• **YOUR ASSIGNMENT**: Please decide whether each statement below agrees with the Alertmanager setup text, answering yes or no and quoting the deciding words. (a) Jarvis considers an HA cluster healthy only when every member responds. (b) OAuth2 takes priority over BEARER_TOKEN. (c) When alerts are deduplicated, the one with the freshest updatedAt is kept.

(TEXT SHOWN)

Add additional clusters with JARVIS_CLUSTER_2_*, JARVIS_CLUSTER_3_*, etc.

When Alertmanager sits behind an authentication proxy (e.g. oauth2-proxy), use OAUTH2_* for dynamic token management (recommended) or BEARER_TOKEN / BASIC_AUTH_* for static credentials. Priority: OAuth2 > BEARER_TOKEN > BASIC_AUTH > HEADER_*. For full details and Keycloak setup see docs/authentication-alertmanager.md.

HA Alertmanager clusters

Alertmanager's HA mode runs 2+ instances in a gossip cluster: Prometheus sends every alert to all members, and silences replicate between members via gossip. Point one Jarvis cluster at all members by passing a comma-separated list in ALERTMANAGER_URL — Jarvis polls every member, deduplicates alerts by fingerprint (freshest updatedAt wins), and keeps the cluster healthy as long as at least one member responds:

# Cluster 1 — dev, single member (exactly today's syntax, unchanged)
JARVIS_CLUSTER_1_NAME=dev
JARVIS_CLUSTER_1_ALERTMANAGER_URL=http://am-dev.example.com:9093
JARVIS_CLUSTER_1_PROMETHEUS_URL=http://prom-dev.example.com:9090

# Cluster 2 — prod, HA cluster with 3 members (comma-separated list)

(End TEXT SHOWN)
(DATASET EXTRACT)

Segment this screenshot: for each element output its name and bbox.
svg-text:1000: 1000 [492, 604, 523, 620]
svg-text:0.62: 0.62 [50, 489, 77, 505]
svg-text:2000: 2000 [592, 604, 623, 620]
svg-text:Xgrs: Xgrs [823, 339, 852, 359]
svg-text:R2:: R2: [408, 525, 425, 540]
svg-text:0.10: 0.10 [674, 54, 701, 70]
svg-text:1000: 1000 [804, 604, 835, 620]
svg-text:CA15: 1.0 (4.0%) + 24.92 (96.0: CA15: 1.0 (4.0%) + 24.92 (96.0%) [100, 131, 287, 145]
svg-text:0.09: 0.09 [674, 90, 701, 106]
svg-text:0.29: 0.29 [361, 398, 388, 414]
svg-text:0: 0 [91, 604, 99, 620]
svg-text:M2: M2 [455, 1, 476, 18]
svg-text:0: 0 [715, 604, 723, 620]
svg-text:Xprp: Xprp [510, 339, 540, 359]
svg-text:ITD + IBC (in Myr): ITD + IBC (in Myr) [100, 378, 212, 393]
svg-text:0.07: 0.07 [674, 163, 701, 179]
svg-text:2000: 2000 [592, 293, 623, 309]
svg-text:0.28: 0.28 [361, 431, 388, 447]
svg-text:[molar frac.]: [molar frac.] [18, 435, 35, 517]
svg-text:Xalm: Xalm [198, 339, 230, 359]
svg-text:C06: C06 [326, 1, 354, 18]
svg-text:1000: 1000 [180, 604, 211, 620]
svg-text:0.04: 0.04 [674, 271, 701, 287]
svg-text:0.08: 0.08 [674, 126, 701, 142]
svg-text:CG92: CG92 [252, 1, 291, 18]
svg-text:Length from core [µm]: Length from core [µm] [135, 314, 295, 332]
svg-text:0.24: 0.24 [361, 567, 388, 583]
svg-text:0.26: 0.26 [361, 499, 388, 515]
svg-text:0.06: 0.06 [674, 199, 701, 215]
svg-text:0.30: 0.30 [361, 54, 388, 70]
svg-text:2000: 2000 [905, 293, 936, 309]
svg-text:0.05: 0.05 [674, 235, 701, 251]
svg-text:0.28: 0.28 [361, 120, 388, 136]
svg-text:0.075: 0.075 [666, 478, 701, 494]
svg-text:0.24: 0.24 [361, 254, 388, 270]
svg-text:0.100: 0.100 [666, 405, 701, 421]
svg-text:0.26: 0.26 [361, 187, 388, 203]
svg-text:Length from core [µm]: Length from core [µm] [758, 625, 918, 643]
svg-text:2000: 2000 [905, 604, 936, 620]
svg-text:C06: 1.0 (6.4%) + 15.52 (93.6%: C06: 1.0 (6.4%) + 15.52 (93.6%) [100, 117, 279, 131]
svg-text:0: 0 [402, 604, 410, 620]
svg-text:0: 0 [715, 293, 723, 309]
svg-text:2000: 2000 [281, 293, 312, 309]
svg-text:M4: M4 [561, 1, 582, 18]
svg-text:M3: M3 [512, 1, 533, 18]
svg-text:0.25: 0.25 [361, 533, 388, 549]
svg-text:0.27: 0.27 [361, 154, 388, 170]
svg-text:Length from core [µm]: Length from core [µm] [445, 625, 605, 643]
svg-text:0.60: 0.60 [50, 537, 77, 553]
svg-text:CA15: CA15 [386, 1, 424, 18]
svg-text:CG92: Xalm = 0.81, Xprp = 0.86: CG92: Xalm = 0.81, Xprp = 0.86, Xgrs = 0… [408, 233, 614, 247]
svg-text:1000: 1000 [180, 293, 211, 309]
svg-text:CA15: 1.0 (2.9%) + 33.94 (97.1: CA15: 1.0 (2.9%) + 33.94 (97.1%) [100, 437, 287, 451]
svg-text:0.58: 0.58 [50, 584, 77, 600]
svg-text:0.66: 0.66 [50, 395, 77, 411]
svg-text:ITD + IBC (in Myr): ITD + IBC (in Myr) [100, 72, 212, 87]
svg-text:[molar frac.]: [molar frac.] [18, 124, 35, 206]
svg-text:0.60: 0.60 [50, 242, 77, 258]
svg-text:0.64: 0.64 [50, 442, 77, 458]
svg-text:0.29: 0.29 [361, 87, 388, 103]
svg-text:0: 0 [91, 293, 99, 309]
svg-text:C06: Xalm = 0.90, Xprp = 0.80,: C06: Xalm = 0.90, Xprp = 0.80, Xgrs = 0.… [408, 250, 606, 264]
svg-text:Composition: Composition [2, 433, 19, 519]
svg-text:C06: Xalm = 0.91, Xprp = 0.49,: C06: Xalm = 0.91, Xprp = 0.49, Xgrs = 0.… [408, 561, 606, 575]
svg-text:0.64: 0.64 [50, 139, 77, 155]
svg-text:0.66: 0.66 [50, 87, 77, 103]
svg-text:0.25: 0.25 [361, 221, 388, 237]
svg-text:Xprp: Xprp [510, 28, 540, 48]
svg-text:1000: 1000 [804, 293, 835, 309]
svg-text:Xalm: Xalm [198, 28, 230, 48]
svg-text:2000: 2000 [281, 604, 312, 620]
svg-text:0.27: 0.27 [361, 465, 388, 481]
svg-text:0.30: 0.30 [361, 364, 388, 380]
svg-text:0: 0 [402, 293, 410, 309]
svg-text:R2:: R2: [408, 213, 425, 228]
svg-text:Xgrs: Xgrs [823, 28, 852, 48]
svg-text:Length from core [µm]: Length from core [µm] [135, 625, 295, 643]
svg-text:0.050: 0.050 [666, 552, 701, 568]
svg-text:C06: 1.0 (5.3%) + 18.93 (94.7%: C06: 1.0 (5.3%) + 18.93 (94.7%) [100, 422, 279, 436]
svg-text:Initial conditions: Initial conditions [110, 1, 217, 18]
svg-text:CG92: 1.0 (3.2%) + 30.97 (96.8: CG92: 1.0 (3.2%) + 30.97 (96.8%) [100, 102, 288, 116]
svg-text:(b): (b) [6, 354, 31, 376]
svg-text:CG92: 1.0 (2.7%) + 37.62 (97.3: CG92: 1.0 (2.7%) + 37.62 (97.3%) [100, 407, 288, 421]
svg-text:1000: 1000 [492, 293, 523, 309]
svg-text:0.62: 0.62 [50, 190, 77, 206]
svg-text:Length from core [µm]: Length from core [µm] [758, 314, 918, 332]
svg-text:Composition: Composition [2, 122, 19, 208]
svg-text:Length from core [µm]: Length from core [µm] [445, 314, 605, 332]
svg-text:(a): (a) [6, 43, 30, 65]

(End DATASET EXTRACT)

• **TASK OUTPUT**:
(a) No: "keeps the cluster healthy as long as at least one member responds"
(b) Yes: "Priority: OAuth2 > BEARER_TOKEN > BASIC_AUTH > HEADER_*"
(c) Yes: "deduplicates alerts by fingerprint (freshest updatedAt wins)"